DATA FOR THE TASK:
---+---
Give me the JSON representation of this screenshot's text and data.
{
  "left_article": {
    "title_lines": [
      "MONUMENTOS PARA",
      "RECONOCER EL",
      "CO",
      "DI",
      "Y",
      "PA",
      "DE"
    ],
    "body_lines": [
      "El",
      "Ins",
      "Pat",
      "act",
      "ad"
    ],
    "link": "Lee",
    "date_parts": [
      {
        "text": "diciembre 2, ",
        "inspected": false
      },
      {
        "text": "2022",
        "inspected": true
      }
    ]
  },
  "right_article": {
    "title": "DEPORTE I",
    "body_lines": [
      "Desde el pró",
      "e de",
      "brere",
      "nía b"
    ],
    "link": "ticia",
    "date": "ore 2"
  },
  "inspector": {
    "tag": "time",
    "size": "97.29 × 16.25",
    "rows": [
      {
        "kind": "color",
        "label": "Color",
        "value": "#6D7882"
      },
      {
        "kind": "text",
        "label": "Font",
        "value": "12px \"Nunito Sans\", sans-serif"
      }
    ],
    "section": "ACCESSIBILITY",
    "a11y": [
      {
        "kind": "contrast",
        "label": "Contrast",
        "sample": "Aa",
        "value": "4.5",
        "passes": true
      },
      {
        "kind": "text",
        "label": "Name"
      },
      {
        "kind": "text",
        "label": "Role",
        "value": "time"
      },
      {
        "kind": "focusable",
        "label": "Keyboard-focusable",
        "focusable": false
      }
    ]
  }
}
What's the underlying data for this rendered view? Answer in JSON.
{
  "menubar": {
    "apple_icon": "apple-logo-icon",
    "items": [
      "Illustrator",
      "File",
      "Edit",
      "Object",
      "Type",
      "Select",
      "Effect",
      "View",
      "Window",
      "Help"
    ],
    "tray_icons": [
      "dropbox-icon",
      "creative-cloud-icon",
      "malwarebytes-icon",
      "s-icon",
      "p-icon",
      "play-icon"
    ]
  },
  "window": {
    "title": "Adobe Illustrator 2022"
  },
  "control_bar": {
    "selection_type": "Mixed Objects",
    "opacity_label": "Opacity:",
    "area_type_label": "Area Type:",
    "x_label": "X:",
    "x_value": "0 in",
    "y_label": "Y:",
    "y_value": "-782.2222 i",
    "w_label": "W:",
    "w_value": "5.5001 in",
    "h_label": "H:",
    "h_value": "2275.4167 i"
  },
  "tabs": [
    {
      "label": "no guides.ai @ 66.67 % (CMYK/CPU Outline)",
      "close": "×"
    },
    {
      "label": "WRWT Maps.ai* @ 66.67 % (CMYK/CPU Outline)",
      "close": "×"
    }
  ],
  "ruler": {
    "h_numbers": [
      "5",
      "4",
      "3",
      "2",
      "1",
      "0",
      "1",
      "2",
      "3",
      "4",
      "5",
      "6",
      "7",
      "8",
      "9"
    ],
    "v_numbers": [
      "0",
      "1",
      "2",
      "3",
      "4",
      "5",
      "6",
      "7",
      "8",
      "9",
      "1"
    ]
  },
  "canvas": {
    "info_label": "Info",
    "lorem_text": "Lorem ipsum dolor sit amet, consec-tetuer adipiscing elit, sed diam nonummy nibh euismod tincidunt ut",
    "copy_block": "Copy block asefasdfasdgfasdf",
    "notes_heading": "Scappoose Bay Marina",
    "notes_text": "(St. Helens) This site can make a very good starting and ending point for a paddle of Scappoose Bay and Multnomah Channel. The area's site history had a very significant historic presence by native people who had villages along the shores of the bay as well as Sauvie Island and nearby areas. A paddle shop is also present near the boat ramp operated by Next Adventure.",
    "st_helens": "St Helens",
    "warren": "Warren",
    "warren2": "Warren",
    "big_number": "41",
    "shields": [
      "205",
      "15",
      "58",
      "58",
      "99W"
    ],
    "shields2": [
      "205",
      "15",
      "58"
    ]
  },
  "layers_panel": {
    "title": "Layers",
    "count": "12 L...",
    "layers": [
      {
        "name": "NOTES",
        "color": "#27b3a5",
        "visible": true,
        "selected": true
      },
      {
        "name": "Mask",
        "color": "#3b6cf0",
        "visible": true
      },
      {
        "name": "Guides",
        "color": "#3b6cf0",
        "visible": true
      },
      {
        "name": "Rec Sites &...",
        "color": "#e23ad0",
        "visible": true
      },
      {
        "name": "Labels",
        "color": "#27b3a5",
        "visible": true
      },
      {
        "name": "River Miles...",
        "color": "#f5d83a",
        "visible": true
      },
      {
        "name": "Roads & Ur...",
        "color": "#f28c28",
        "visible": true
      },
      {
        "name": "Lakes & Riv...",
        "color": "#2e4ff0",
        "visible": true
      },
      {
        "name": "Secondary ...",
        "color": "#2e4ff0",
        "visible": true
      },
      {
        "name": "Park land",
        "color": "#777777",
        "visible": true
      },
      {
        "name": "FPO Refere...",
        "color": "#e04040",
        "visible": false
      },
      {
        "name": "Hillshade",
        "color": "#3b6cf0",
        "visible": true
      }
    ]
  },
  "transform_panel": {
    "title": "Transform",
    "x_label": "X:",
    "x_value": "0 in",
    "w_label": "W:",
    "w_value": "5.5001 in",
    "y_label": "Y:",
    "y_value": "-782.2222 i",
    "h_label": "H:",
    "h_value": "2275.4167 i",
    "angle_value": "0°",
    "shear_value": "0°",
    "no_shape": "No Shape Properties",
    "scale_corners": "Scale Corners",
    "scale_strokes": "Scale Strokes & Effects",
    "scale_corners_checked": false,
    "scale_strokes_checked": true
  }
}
---+---
Looking at the data above, show all lines where the word "CMYK" occurs.

      "label": "no guides.ai @ 66.67 % (CMYK/CPU Outline)",
      "label": "WRWT Maps.ai* @ 66.67 % (CMYK/CPU Outline)",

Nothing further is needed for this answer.